>> Begin

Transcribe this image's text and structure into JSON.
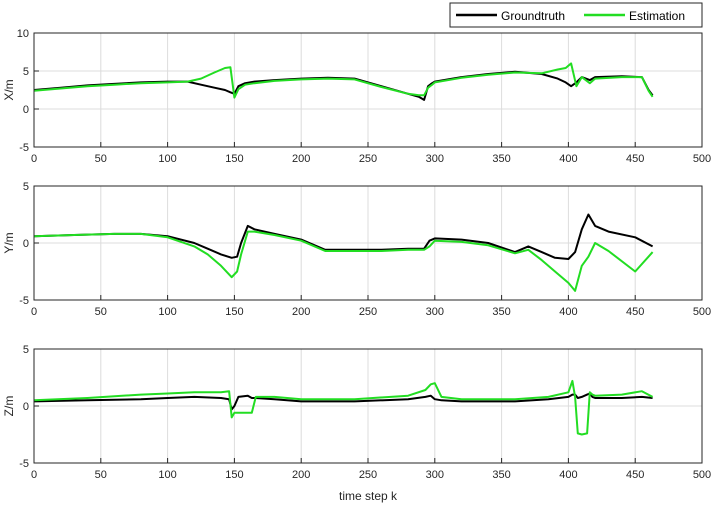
{
  "legend": {
    "position": "top-right",
    "entries": [
      "Groundtruth",
      "Estimation"
    ]
  },
  "colors": {
    "groundtruth": "#000000",
    "estimation": "#22dd22",
    "grid": "#dcdcdc",
    "axis": "#262626"
  },
  "chart_data": [
    {
      "type": "line",
      "ylabel": "X/m",
      "xlabel": "",
      "xlim": [
        0,
        500
      ],
      "ylim": [
        -5,
        10
      ],
      "grid": true,
      "xticks": [
        "0",
        "50",
        "100",
        "150",
        "200",
        "250",
        "300",
        "350",
        "400",
        "450",
        "500"
      ],
      "yticks": [
        "-5",
        "0",
        "5",
        "10"
      ],
      "x": [
        0,
        20,
        40,
        60,
        80,
        100,
        115,
        125,
        135,
        143,
        147,
        150,
        153,
        158,
        165,
        180,
        200,
        220,
        240,
        260,
        280,
        288,
        292,
        295,
        298,
        300,
        320,
        340,
        360,
        380,
        392,
        398,
        402,
        406,
        410,
        416,
        420,
        440,
        455,
        460,
        463
      ],
      "series": [
        {
          "name": "Groundtruth",
          "values": [
            2.5,
            2.8,
            3.1,
            3.3,
            3.5,
            3.6,
            3.6,
            3.2,
            2.8,
            2.5,
            2.2,
            2.0,
            3.0,
            3.4,
            3.6,
            3.8,
            4.0,
            4.1,
            4.0,
            3.0,
            2.0,
            1.6,
            1.2,
            3.0,
            3.4,
            3.6,
            4.2,
            4.6,
            4.9,
            4.6,
            4.0,
            3.5,
            3.0,
            3.5,
            4.2,
            3.8,
            4.2,
            4.3,
            4.2,
            2.5,
            1.8
          ]
        },
        {
          "name": "Estimation",
          "values": [
            2.4,
            2.7,
            3.0,
            3.2,
            3.4,
            3.5,
            3.6,
            4.0,
            4.8,
            5.4,
            5.5,
            1.5,
            2.6,
            3.2,
            3.4,
            3.7,
            3.9,
            4.0,
            3.9,
            2.9,
            2.0,
            1.8,
            1.8,
            2.8,
            3.2,
            3.5,
            4.1,
            4.5,
            4.8,
            4.7,
            5.2,
            5.4,
            6.0,
            3.0,
            4.2,
            3.4,
            4.0,
            4.2,
            4.2,
            2.4,
            1.6
          ]
        }
      ]
    },
    {
      "type": "line",
      "ylabel": "Y/m",
      "xlabel": "",
      "xlim": [
        0,
        500
      ],
      "ylim": [
        -5,
        5
      ],
      "grid": true,
      "xticks": [
        "0",
        "50",
        "100",
        "150",
        "200",
        "250",
        "300",
        "350",
        "400",
        "450",
        "500"
      ],
      "yticks": [
        "-5",
        "0",
        "5"
      ],
      "x": [
        0,
        30,
        60,
        80,
        100,
        120,
        130,
        140,
        148,
        152,
        155,
        160,
        165,
        180,
        200,
        218,
        240,
        260,
        280,
        292,
        296,
        300,
        320,
        340,
        360,
        370,
        380,
        390,
        400,
        405,
        410,
        415,
        420,
        430,
        450,
        463
      ],
      "series": [
        {
          "name": "Groundtruth",
          "values": [
            0.6,
            0.7,
            0.8,
            0.8,
            0.6,
            0.0,
            -0.5,
            -1.0,
            -1.3,
            -1.2,
            0.0,
            1.5,
            1.2,
            0.8,
            0.3,
            -0.6,
            -0.6,
            -0.6,
            -0.5,
            -0.5,
            0.2,
            0.4,
            0.3,
            0.0,
            -0.8,
            -0.3,
            -0.8,
            -1.3,
            -1.4,
            -0.8,
            1.2,
            2.5,
            1.5,
            1.0,
            0.5,
            -0.3
          ]
        },
        {
          "name": "Estimation",
          "values": [
            0.6,
            0.7,
            0.8,
            0.8,
            0.5,
            -0.3,
            -1.0,
            -2.0,
            -3.0,
            -2.5,
            -1.0,
            1.0,
            1.0,
            0.7,
            0.2,
            -0.7,
            -0.7,
            -0.7,
            -0.6,
            -0.6,
            -0.3,
            0.2,
            0.1,
            -0.2,
            -0.9,
            -0.6,
            -1.5,
            -2.5,
            -3.5,
            -4.2,
            -2.0,
            -1.2,
            0.0,
            -0.7,
            -2.5,
            -0.8
          ]
        }
      ]
    },
    {
      "type": "line",
      "ylabel": "Z/m",
      "xlabel": "time step k",
      "xlim": [
        0,
        500
      ],
      "ylim": [
        -5,
        5
      ],
      "grid": true,
      "xticks": [
        "0",
        "50",
        "100",
        "150",
        "200",
        "250",
        "300",
        "350",
        "400",
        "450",
        "500"
      ],
      "yticks": [
        "-5",
        "0",
        "5"
      ],
      "x": [
        0,
        40,
        80,
        100,
        120,
        140,
        146,
        148,
        150,
        153,
        160,
        163,
        166,
        180,
        200,
        240,
        280,
        293,
        297,
        300,
        305,
        320,
        360,
        385,
        400,
        403,
        405,
        407,
        410,
        414,
        416,
        418,
        420,
        440,
        455,
        463
      ],
      "series": [
        {
          "name": "Groundtruth",
          "values": [
            0.4,
            0.5,
            0.6,
            0.7,
            0.8,
            0.7,
            0.6,
            -0.3,
            0.0,
            0.8,
            0.9,
            0.7,
            0.7,
            0.6,
            0.4,
            0.4,
            0.6,
            0.8,
            0.9,
            0.6,
            0.5,
            0.4,
            0.4,
            0.6,
            0.8,
            1.0,
            1.0,
            0.7,
            0.8,
            1.0,
            1.1,
            0.8,
            0.7,
            0.7,
            0.8,
            0.7
          ]
        },
        {
          "name": "Estimation",
          "values": [
            0.5,
            0.7,
            1.0,
            1.1,
            1.2,
            1.2,
            1.3,
            -1.0,
            -0.6,
            -0.6,
            -0.6,
            -0.6,
            0.8,
            0.8,
            0.6,
            0.6,
            0.9,
            1.4,
            1.9,
            2.0,
            0.8,
            0.6,
            0.6,
            0.8,
            1.2,
            2.2,
            0.8,
            -2.4,
            -2.5,
            -2.4,
            1.2,
            1.0,
            0.9,
            1.0,
            1.3,
            0.8
          ]
        }
      ]
    }
  ]
}
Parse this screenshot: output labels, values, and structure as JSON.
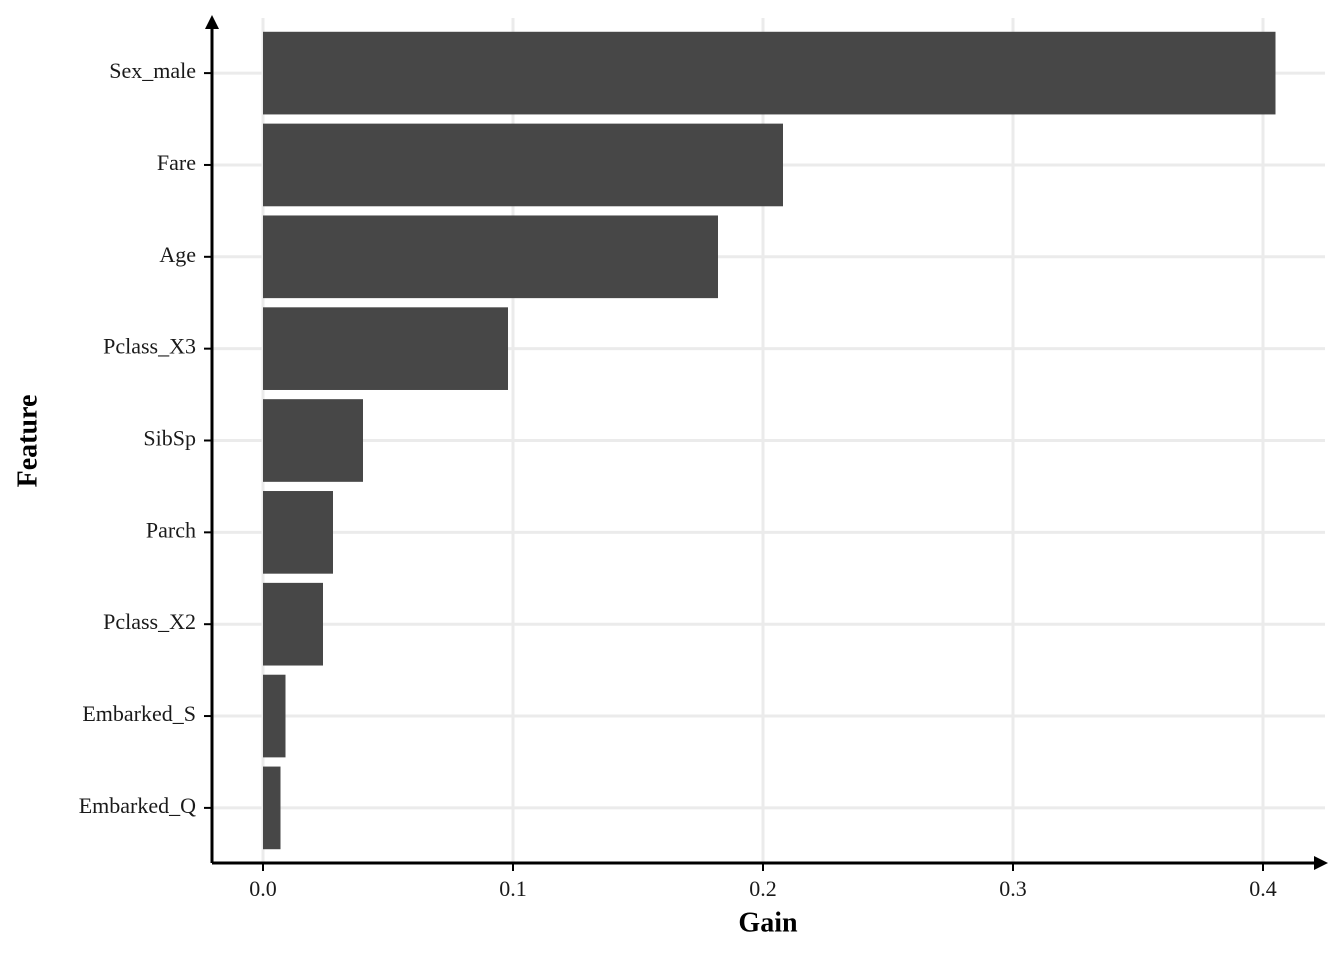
{
  "chart_data": {
    "type": "bar",
    "orientation": "horizontal",
    "x_label": "Gain",
    "y_label": "Feature",
    "categories": [
      "Sex_male",
      "Fare",
      "Age",
      "Pclass_X3",
      "SibSp",
      "Parch",
      "Pclass_X2",
      "Embarked_S",
      "Embarked_Q"
    ],
    "values": [
      0.405,
      0.208,
      0.182,
      0.098,
      0.04,
      0.028,
      0.024,
      0.009,
      0.007
    ],
    "color": "#474747",
    "xlim": [
      -0.0204,
      0.4248
    ],
    "xticks": [
      {
        "value": 0,
        "label": "0.0"
      },
      0.1,
      0.2,
      0.3,
      0.4
    ],
    "grid": true
  }
}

>> End

- **What you have to do**: Reproduce the material above verbatim; omit every picture.

- **Response to the task**:
Transcribe this image's text and structure into JSON.
{
  "legend": {
    "position": "top-right",
    "entries": [
      "Groundtruth",
      "Estimation"
    ]
  },
  "colors": {
    "groundtruth": "#000000",
    "estimation": "#22dd22",
    "grid": "#dcdcdc",
    "axis": "#262626"
  },
  "chart_data": [
    {
      "type": "line",
      "ylabel": "X/m",
      "xlabel": "",
      "xlim": [
        0,
        500
      ],
      "ylim": [
        -5,
        10
      ],
      "grid": true,
      "xticks": [
        "0",
        "50",
        "100",
        "150",
        "200",
        "250",
        "300",
        "350",
        "400",
        "450",
        "500"
      ],
      "yticks": [
        "-5",
        "0",
        "5",
        "10"
      ],
      "x": [
        0,
        20,
        40,
        60,
        80,
        100,
        115,
        125,
        135,
        143,
        147,
        150,
        153,
        158,
        165,
        180,
        200,
        220,
        240,
        260,
        280,
        288,
        292,
        295,
        298,
        300,
        320,
        340,
        360,
        380,
        392,
        398,
        402,
        406,
        410,
        416,
        420,
        440,
        455,
        460,
        463
      ],
      "series": [
        {
          "name": "Groundtruth",
          "values": [
            2.5,
            2.8,
            3.1,
            3.3,
            3.5,
            3.6,
            3.6,
            3.2,
            2.8,
            2.5,
            2.2,
            2.0,
            3.0,
            3.4,
            3.6,
            3.8,
            4.0,
            4.1,
            4.0,
            3.0,
            2.0,
            1.6,
            1.2,
            3.0,
            3.4,
            3.6,
            4.2,
            4.6,
            4.9,
            4.6,
            4.0,
            3.5,
            3.0,
            3.5,
            4.2,
            3.8,
            4.2,
            4.3,
            4.2,
            2.5,
            1.8
          ]
        },
        {
          "name": "Estimation",
          "values": [
            2.4,
            2.7,
            3.0,
            3.2,
            3.4,
            3.5,
            3.6,
            4.0,
            4.8,
            5.4,
            5.5,
            1.5,
            2.6,
            3.2,
            3.4,
            3.7,
            3.9,
            4.0,
            3.9,
            2.9,
            2.0,
            1.8,
            1.8,
            2.8,
            3.2,
            3.5,
            4.1,
            4.5,
            4.8,
            4.7,
            5.2,
            5.4,
            6.0,
            3.0,
            4.2,
            3.4,
            4.0,
            4.2,
            4.2,
            2.4,
            1.6
          ]
        }
      ]
    },
    {
      "type": "line",
      "ylabel": "Y/m",
      "xlabel": "",
      "xlim": [
        0,
        500
      ],
      "ylim": [
        -5,
        5
      ],
      "grid": true,
      "xticks": [
        "0",
        "50",
        "100",
        "150",
        "200",
        "250",
        "300",
        "350",
        "400",
        "450",
        "500"
      ],
      "yticks": [
        "-5",
        "0",
        "5"
      ],
      "x": [
        0,
        30,
        60,
        80,
        100,
        120,
        130,
        140,
        148,
        152,
        155,
        160,
        165,
        180,
        200,
        218,
        240,
        260,
        280,
        292,
        296,
        300,
        320,
        340,
        360,
        370,
        380,
        390,
        400,
        405,
        410,
        415,
        420,
        430,
        450,
        463
      ],
      "series": [
        {
          "name": "Groundtruth",
          "values": [
            0.6,
            0.7,
            0.8,
            0.8,
            0.6,
            0.0,
            -0.5,
            -1.0,
            -1.3,
            -1.2,
            0.0,
            1.5,
            1.2,
            0.8,
            0.3,
            -0.6,
            -0.6,
            -0.6,
            -0.5,
            -0.5,
            0.2,
            0.4,
            0.3,
            0.0,
            -0.8,
            -0.3,
            -0.8,
            -1.3,
            -1.4,
            -0.8,
            1.2,
            2.5,
            1.5,
            1.0,
            0.5,
            -0.3
          ]
        },
        {
          "name": "Estimation",
          "values": [
            0.6,
            0.7,
            0.8,
            0.8,
            0.5,
            -0.3,
            -1.0,
            -2.0,
            -3.0,
            -2.5,
            -1.0,
            1.0,
            1.0,
            0.7,
            0.2,
            -0.7,
            -0.7,
            -0.7,
            -0.6,
            -0.6,
            -0.3,
            0.2,
            0.1,
            -0.2,
            -0.9,
            -0.6,
            -1.5,
            -2.5,
            -3.5,
            -4.2,
            -2.0,
            -1.2,
            0.0,
            -0.7,
            -2.5,
            -0.8
          ]
        }
      ]
    },
    {
      "type": "line",
      "ylabel": "Z/m",
      "xlabel": "time step k",
      "xlim": [
        0,
        500
      ],
      "ylim": [
        -5,
        5
      ],
      "grid": true,
      "xticks": [
        "0",
        "50",
        "100",
        "150",
        "200",
        "250",
        "300",
        "350",
        "400",
        "450",
        "500"
      ],
      "yticks": [
        "-5",
        "0",
        "5"
      ],
      "x": [
        0,
        40,
        80,
        100,
        120,
        140,
        146,
        148,
        150,
        153,
        160,
        163,
        166,
        180,
        200,
        240,
        280,
        293,
        297,
        300,
        305,
        320,
        360,
        385,
        400,
        403,
        405,
        407,
        410,
        414,
        416,
        418,
        420,
        440,
        455,
        463
      ],
      "series": [
        {
          "name": "Groundtruth",
          "values": [
            0.4,
            0.5,
            0.6,
            0.7,
            0.8,
            0.7,
            0.6,
            -0.3,
            0.0,
            0.8,
            0.9,
            0.7,
            0.7,
            0.6,
            0.4,
            0.4,
            0.6,
            0.8,
            0.9,
            0.6,
            0.5,
            0.4,
            0.4,
            0.6,
            0.8,
            1.0,
            1.0,
            0.7,
            0.8,
            1.0,
            1.1,
            0.8,
            0.7,
            0.7,
            0.8,
            0.7
          ]
        },
        {
          "name": "Estimation",
          "values": [
            0.5,
            0.7,
            1.0,
            1.1,
            1.2,
            1.2,
            1.3,
            -1.0,
            -0.6,
            -0.6,
            -0.6,
            -0.6,
            0.8,
            0.8,
            0.6,
            0.6,
            0.9,
            1.4,
            1.9,
            2.0,
            0.8,
            0.6,
            0.6,
            0.8,
            1.2,
            2.2,
            0.8,
            -2.4,
            -2.5,
            -2.4,
            1.2,
            1.0,
            0.9,
            1.0,
            1.3,
            0.8
          ]
        }
      ]
    }
  ]
}
Parse this screenshot: output labels, values, and structure as JSON.
{
  "chart_data": {
    "type": "bar",
    "orientation": "horizontal",
    "x_label": "Gain",
    "y_label": "Feature",
    "categories": [
      "Sex_male",
      "Fare",
      "Age",
      "Pclass_X3",
      "SibSp",
      "Parch",
      "Pclass_X2",
      "Embarked_S",
      "Embarked_Q"
    ],
    "values": [
      0.405,
      0.208,
      0.182,
      0.098,
      0.04,
      0.028,
      0.024,
      0.009,
      0.007
    ],
    "color": "#474747",
    "xlim": [
      -0.0204,
      0.4248
    ],
    "xticks": [
      {
        "value": 0,
        "label": "0.0"
      },
      0.1,
      0.2,
      0.3,
      0.4
    ],
    "grid": true
  }
}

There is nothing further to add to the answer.